_Task description_. Look through the material below. Copy each line that contains the string "образований".

_Record set_.
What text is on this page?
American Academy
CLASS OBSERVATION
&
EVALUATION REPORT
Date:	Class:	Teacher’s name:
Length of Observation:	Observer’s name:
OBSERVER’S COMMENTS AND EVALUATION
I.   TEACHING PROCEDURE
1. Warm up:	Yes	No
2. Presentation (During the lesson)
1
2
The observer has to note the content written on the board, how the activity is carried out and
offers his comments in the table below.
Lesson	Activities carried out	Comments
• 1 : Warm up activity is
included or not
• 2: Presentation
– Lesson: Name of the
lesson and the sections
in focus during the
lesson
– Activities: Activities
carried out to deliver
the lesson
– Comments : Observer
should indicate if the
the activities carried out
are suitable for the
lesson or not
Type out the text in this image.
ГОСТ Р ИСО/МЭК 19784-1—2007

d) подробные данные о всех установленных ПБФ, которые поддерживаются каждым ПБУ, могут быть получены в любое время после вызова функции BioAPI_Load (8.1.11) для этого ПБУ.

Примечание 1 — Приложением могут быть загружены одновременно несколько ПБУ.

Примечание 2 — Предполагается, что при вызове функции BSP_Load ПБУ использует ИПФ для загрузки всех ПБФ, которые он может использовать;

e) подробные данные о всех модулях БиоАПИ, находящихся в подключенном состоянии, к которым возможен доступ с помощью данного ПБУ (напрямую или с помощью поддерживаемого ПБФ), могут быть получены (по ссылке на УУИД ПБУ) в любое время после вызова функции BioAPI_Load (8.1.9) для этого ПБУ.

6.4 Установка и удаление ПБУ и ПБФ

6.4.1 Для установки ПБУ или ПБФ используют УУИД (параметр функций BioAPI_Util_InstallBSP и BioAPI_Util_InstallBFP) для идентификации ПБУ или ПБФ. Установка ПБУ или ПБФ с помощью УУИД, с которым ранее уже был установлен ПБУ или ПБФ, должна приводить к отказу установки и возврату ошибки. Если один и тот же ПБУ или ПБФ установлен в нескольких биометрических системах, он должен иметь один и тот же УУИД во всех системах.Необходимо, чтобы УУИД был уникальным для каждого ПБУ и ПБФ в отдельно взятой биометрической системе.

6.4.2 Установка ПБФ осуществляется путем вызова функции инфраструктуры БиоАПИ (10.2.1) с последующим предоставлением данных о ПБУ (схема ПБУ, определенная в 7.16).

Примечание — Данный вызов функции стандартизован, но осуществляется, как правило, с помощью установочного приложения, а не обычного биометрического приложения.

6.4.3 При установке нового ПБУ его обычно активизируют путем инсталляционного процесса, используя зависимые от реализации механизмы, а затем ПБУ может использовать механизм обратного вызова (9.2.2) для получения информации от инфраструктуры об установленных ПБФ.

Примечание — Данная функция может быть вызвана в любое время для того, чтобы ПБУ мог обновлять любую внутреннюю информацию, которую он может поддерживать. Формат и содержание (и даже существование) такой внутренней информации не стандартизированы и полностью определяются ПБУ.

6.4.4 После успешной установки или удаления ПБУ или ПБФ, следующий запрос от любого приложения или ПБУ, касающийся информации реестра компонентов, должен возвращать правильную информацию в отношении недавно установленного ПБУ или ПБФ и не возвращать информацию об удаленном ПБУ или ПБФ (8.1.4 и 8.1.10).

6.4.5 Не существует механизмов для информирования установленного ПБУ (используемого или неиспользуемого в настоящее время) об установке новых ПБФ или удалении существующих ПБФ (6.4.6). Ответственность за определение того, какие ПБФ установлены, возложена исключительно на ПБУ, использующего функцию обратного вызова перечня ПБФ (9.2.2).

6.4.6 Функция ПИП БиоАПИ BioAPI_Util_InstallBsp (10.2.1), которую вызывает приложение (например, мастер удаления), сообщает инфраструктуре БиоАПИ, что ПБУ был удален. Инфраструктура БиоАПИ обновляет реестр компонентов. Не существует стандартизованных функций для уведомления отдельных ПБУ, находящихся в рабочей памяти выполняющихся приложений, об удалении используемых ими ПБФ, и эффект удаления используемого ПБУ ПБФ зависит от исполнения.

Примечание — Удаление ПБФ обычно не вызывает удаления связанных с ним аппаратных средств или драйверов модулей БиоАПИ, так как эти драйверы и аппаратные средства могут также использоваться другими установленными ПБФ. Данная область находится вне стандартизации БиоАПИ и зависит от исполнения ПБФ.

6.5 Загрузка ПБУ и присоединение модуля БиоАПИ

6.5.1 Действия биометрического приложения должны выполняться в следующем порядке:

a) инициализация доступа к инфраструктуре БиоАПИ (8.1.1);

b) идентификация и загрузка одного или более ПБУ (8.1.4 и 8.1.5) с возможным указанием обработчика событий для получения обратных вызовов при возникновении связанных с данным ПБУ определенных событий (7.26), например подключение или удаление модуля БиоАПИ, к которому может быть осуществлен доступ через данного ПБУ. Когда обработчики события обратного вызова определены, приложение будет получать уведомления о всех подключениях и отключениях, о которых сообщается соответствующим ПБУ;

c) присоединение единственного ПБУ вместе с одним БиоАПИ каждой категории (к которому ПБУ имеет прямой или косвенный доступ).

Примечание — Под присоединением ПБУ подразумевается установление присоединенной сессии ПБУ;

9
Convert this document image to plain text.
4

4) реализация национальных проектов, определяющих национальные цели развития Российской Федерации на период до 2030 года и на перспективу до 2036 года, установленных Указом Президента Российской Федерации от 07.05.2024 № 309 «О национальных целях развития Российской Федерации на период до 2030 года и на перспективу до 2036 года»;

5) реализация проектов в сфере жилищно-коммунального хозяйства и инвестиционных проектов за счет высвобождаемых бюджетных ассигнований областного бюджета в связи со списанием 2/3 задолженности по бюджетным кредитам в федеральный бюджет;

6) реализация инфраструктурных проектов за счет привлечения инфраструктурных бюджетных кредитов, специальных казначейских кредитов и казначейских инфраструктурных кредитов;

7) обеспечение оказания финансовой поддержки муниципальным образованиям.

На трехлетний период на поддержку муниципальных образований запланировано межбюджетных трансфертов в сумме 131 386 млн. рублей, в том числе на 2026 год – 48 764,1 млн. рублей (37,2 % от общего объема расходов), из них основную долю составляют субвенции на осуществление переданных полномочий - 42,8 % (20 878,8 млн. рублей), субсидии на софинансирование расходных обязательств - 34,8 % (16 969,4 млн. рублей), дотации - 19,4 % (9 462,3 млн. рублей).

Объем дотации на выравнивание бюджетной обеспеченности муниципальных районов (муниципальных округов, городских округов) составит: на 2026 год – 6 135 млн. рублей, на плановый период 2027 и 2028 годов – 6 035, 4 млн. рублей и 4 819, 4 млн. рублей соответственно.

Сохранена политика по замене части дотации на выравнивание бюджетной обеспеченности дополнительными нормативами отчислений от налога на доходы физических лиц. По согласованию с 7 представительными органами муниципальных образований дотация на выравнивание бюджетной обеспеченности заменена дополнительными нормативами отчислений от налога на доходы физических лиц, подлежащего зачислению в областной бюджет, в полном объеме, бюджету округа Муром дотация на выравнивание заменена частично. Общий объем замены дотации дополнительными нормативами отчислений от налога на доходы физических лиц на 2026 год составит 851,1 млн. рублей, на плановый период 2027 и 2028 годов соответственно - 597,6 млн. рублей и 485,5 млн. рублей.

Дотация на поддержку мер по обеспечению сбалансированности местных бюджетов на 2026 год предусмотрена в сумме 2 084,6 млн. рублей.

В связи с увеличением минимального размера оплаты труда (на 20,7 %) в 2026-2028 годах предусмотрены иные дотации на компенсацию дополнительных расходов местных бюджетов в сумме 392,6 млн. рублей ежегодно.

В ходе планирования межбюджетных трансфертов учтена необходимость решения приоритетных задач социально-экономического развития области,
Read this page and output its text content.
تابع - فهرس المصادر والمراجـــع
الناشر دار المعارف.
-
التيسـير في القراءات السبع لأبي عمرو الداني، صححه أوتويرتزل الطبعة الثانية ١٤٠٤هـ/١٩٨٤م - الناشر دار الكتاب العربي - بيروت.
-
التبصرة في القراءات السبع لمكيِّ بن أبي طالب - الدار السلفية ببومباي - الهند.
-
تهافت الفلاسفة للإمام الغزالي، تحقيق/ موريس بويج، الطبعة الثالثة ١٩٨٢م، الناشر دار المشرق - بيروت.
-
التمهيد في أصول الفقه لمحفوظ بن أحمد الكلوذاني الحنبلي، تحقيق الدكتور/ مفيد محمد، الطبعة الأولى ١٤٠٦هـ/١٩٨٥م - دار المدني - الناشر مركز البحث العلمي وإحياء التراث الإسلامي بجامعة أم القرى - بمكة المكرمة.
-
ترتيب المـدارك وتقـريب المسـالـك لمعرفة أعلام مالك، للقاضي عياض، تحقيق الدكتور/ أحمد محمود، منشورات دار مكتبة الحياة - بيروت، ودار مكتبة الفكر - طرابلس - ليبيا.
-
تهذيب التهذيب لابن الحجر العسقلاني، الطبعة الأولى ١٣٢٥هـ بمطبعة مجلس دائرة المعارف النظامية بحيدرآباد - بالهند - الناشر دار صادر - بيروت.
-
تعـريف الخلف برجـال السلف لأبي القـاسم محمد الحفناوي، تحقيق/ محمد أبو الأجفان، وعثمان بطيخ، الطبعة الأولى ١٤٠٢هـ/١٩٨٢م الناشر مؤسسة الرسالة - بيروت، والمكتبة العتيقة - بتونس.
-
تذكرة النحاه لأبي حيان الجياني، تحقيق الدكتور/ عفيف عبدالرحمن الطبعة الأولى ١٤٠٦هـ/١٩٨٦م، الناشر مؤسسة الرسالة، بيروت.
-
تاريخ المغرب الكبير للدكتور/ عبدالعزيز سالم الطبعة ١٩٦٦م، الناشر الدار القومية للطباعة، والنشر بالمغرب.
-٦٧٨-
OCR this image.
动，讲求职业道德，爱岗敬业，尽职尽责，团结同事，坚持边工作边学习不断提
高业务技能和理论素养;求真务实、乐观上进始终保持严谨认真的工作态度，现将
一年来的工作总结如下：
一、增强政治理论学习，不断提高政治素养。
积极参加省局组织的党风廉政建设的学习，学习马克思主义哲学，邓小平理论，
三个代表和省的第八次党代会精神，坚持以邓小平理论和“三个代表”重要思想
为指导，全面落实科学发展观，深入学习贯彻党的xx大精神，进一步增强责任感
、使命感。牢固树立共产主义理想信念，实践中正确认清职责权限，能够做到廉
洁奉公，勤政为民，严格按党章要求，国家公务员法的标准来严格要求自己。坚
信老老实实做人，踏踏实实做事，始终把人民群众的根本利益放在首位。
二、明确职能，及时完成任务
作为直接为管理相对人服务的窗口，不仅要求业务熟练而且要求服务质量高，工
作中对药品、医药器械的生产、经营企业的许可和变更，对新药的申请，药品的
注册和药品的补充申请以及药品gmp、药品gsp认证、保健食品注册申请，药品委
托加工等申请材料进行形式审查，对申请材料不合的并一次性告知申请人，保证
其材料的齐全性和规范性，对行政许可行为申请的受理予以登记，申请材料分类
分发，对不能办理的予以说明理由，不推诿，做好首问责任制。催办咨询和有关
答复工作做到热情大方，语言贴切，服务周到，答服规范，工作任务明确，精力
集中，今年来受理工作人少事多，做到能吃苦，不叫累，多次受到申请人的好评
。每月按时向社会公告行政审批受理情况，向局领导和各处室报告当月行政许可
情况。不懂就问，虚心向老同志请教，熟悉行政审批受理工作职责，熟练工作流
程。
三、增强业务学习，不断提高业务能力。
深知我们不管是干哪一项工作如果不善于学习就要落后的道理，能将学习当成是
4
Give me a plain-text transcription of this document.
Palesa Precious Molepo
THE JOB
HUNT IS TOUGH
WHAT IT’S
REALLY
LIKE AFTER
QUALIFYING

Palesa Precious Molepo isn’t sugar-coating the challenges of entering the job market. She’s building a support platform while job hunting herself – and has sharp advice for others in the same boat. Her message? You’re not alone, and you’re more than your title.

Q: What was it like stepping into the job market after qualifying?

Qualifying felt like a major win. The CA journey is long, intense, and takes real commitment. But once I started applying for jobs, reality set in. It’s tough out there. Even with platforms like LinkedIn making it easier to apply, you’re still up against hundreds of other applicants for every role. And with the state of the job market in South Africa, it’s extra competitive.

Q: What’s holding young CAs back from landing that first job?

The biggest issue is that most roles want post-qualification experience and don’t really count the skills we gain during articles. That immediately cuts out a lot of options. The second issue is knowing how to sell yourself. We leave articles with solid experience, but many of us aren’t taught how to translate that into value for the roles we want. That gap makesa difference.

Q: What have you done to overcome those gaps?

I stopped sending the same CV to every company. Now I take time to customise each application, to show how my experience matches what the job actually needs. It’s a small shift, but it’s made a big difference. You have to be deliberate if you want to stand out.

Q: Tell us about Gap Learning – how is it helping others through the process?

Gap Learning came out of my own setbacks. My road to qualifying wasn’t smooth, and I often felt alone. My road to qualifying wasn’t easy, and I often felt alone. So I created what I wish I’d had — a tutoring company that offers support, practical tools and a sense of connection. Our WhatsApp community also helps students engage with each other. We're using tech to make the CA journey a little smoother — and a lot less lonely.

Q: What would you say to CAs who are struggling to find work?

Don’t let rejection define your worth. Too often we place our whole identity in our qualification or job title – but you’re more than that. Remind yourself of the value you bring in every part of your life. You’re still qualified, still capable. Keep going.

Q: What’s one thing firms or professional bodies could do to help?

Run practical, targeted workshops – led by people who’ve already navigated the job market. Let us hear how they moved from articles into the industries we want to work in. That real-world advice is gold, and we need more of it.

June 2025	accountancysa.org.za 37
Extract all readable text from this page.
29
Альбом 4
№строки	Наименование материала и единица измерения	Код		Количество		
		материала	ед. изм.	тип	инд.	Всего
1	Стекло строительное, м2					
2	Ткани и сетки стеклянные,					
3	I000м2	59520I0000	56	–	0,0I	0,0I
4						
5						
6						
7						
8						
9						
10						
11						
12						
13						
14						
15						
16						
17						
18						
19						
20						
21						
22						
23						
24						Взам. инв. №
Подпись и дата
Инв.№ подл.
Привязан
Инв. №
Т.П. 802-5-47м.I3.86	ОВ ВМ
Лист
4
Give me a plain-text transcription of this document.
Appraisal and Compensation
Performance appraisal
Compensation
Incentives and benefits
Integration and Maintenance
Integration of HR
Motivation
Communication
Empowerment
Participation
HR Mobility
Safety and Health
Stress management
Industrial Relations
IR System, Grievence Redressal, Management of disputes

_Worked answer_.
На трехлетний период на поддержку муниципальных образований запланировано межбюджетных трансфертов в сумме 131 386 млн. рублей, в том числе на 2026 год – 48 764,1 млн. рублей (37,2 % от общего объема расходов), из них основную долю составляют субвенции на осуществление переданных полномочий - 42,8 % (20 878,8 млн. рублей), субсидии на софинансирование расходных обязательств - 34,8 % (16 969,4 млн. рублей), дотации - 19,4 % (9 462,3 млн. рублей).
Сохранена политика по замене части дотации на выравнивание бюджетной обеспеченности дополнительными нормативами отчислений от налога на доходы физических лиц. По согласованию с 7 представительными органами муниципальных образований дотация на выравнивание бюджетной обеспеченности заменена дополнительными нормативами отчислений от налога на доходы физических лиц, подлежащего зачислению в областной бюджет, в полном объеме, бюджету округа Муром дотация на выравнивание заменена частично. Общий объем замены дотации дополнительными нормативами отчислений от налога на доходы физических лиц на 2026 год составит 851,1 млн. рублей, на плановый период 2027 и 2028 годов соответственно - 597,6 млн. рублей и 485,5 млн. рублей.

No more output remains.